_The task_.
Type out, word for word, the stretch of the blog post below from "This was a different" through "balls out there.".

_Text to read_.
========

This was a different anger to any I’ve experienced before. No I tell a lie. I think I might have had a glimmer of this deep visceral anger back in 2014 when I was organising #blacklivesmatter events and I was finding my political voice and going public with my thoughts about race.

And then I was silenced and all that anger turned inward. Turned against myself and how stupid I’d been and the mistakes I made. Anger turned up so high that I almost didn’t hear the whisper of self-compassion, forgiveness and love.

Fast forward to last night, the anger has shifted from focusing on myself to sending fierce fire balls out there.

I recently became a member of @secretmessagesociety ( or am I supposed to keep it a secret?!?) and my first Zine talked about developing a back bone. To start putting myself at the centre of my life and everything/ everyone else out there, outside of me is ‘the other’.

At the mention of ‘the other’ I had a gut reaction. A recoiling. As a black woman in colonial, imperial, patriarchal, hey (wo)man, in any kind of discourse, I ‘m labelled/ perceived/ treated as ‘the other’. And even though I have argued against this, this didn’t stop me internalising it. Taking on the label myself and seeing myself as ‘the other’ in comparison to the white norm.

Coming across ‘the other’ @secretmessagesociety, something shifted and was dislodged to the point that I’ve de-centred my whole belief, operating system. I no longer claim ‘the other’ as me, my label, my positioning out there and within me.
No. I’m right bang centre in my life, in my identity and everything outside of me is ‘the other.’ I’m no longer kept in the margins, the minority, the freak, the fat ugly black bitch, the deformed, the other.
I’m so gloriously centred with me/ within me.

And I’m angry. But a shimmering healthy get things sorted, changed sort of angry. Which always flows from love. #iaintsorry #hellno #fuckem #angryblackwoman #othering #decentre #takingbackwhatsmine #practice #process #patience #self-love #self-care #secretmessagesociety #gettingmesomebackbone

Juggling Balls

A new month equals new focus. Reflecting on the month gone and planning for the month ahead. Already, I feel as if I’m juggling so many ball but I know I’ve been carrying them around for a while. And I do pick them up gladly, it’s just some days I feel a bit overwhelmed.
It’s sometimes difficult to keep a handle on everything, to engage and move things forward. It always cones down to time and never having enough of it to get everything I want done, done. And then when there might be a window of time, I don’t have the energy to complete any task. Times like these are about keeping the faith and believing in the process.

Projects on the go NOW: ( Part 1)

========

_Information given_.
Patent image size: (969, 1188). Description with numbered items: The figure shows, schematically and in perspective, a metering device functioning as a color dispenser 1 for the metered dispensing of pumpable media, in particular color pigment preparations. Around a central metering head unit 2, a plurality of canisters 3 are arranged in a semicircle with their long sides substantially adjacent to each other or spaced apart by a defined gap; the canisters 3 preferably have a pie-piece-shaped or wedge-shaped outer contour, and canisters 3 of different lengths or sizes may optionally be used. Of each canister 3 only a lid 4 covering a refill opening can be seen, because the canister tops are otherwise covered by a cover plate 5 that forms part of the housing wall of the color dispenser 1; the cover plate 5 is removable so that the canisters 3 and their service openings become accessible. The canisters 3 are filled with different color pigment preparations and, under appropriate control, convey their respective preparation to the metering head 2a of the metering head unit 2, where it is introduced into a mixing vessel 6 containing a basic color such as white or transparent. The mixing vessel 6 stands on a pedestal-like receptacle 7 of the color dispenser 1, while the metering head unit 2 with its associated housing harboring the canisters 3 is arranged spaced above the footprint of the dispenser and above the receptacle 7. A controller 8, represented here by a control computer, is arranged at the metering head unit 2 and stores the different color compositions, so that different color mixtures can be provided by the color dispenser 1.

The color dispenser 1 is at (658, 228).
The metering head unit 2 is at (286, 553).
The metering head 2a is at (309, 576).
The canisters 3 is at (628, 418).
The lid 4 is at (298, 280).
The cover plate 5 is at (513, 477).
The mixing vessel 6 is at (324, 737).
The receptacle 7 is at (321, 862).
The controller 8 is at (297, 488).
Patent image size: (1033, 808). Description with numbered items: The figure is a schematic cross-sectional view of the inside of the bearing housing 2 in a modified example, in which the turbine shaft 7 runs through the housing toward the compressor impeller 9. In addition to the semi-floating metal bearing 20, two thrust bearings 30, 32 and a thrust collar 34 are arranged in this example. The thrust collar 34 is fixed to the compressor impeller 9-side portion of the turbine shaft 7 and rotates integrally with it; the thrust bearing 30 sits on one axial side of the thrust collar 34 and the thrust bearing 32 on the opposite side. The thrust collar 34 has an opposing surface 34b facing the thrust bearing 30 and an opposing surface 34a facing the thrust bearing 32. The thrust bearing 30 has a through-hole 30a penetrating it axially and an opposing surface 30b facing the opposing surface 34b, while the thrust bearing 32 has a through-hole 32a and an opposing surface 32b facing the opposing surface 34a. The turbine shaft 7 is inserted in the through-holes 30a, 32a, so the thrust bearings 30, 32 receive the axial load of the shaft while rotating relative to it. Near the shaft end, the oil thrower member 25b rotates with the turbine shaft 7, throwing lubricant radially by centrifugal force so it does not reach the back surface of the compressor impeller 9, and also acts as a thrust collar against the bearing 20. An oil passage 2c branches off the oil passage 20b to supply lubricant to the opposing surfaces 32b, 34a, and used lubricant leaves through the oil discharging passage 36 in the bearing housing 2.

========

_Exercise response_.
This was a different anger to any I’ve experienced before. No I tell a lie. I think I might have had a glimmer of this deep visceral anger back in 2014 when I was organising #blacklivesmatter events and I was finding my political voice and going public with my thoughts about race.

And then I was silenced and all that anger turned inward. Turned against myself and how stupid I’d been and the mistakes I made. Anger turned up so high that I almost didn’t hear the whisper of self-compassion, forgiveness and love.

Fast forward to last night, the anger has shifted from focusing on myself to sending fierce fire balls out there.